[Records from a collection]

□ □ □ □ □

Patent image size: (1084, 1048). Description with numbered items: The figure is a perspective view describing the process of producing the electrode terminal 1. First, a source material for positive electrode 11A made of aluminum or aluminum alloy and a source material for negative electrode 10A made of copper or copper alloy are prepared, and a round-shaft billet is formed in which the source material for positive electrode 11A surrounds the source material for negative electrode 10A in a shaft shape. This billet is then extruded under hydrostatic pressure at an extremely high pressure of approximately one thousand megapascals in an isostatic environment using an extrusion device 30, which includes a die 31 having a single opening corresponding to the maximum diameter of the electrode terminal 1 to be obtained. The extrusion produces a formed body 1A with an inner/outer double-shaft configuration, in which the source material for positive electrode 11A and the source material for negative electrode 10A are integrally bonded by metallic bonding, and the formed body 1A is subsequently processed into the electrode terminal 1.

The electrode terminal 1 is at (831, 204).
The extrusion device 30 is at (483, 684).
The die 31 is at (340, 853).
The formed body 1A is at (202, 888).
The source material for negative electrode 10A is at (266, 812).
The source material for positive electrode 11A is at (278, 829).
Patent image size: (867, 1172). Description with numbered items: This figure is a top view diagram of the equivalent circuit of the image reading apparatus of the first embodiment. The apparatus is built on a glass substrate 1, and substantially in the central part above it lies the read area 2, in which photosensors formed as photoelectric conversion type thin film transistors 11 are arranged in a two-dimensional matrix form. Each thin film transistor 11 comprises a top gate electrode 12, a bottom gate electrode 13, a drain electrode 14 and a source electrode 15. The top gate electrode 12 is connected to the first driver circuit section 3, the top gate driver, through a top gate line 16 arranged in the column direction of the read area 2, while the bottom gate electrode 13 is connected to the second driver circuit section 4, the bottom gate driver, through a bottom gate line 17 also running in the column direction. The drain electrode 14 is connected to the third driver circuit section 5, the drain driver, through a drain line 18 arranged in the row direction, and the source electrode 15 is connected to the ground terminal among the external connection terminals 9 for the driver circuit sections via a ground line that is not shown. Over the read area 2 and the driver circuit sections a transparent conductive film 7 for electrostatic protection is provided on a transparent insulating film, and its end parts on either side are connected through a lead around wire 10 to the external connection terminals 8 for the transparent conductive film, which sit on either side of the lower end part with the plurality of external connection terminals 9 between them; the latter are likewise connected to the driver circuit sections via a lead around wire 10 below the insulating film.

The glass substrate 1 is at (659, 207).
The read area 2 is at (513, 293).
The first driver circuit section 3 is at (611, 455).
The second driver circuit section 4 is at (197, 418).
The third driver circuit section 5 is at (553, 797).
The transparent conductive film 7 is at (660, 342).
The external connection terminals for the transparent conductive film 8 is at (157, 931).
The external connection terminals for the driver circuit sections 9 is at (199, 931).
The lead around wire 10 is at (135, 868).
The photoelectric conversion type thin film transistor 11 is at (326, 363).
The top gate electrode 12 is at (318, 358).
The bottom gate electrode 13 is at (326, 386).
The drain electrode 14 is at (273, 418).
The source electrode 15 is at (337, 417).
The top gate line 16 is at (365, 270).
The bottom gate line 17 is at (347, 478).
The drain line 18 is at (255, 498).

□ □ □ □ □

> SET PROBLEM: Rewrite the rows above, changing every instance of "Description with numbered items" to "Description with labeled items" and leaving everything else as it is.

> RESULT BELOW:
Patent image size: (1084, 1048). Description with labeled items: The figure is a perspective view describing the process of producing the electrode terminal 1. First, a source material for positive electrode 11A made of aluminum or aluminum alloy and a source material for negative electrode 10A made of copper or copper alloy are prepared, and a round-shaft billet is formed in which the source material for positive electrode 11A surrounds the source material for negative electrode 10A in a shaft shape. This billet is then extruded under hydrostatic pressure at an extremely high pressure of approximately one thousand megapascals in an isostatic environment using an extrusion device 30, which includes a die 31 having a single opening corresponding to the maximum diameter of the electrode terminal 1 to be obtained. The extrusion produces a formed body 1A with an inner/outer double-shaft configuration, in which the source material for positive electrode 11A and the source material for negative electrode 10A are integrally bonded by metallic bonding, and the formed body 1A is subsequently processed into the electrode terminal 1.

The electrode terminal 1 is at (831, 204).
The extrusion device 30 is at (483, 684).
The die 31 is at (340, 853).
The formed body 1A is at (202, 888).
The source material for negative electrode 10A is at (266, 812).
The source material for positive electrode 11A is at (278, 829).
Patent image size: (867, 1172). Description with labeled items: This figure is a top view diagram of the equivalent circuit of the image reading apparatus of the first embodiment. The apparatus is built on a glass substrate 1, and substantially in the central part above it lies the read area 2, in which photosensors formed as photoelectric conversion type thin film transistors 11 are arranged in a two-dimensional matrix form. Each thin film transistor 11 comprises a top gate electrode 12, a bottom gate electrode 13, a drain electrode 14 and a source electrode 15. The top gate electrode 12 is connected to the first driver circuit section 3, the top gate driver, through a top gate line 16 arranged in the column direction of the read area 2, while the bottom gate electrode 13 is connected to the second driver circuit section 4, the bottom gate driver, through a bottom gate line 17 also running in the column direction. The drain electrode 14 is connected to the third driver circuit section 5, the drain driver, through a drain line 18 arranged in the row direction, and the source electrode 15 is connected to the ground terminal among the external connection terminals 9 for the driver circuit sections via a ground line that is not shown. Over the read area 2 and the driver circuit sections a transparent conductive film 7 for electrostatic protection is provided on a transparent insulating film, and its end parts on either side are connected through a lead around wire 10 to the external connection terminals 8 for the transparent conductive film, which sit on either side of the lower end part with the plurality of external connection terminals 9 between them; the latter are likewise connected to the driver circuit sections via a lead around wire 10 below the insulating film.

The glass substrate 1 is at (659, 207).
The read area 2 is at (513, 293).
The first driver circuit section 3 is at (611, 455).
The second driver circuit section 4 is at (197, 418).
The third driver circuit section 5 is at (553, 797).
The transparent conductive film 7 is at (660, 342).
The external connection terminals for the transparent conductive film 8 is at (157, 931).
The external connection terminals for the driver circuit sections 9 is at (199, 931).
The lead around wire 10 is at (135, 868).
The photoelectric conversion type thin film transistor 11 is at (326, 363).
The top gate electrode 12 is at (318, 358).
The bottom gate electrode 13 is at (326, 386).
The drain electrode 14 is at (273, 418).
The source electrode 15 is at (337, 417).
The top gate line 16 is at (365, 270).
The bottom gate line 17 is at (347, 478).
The drain line 18 is at (255, 498).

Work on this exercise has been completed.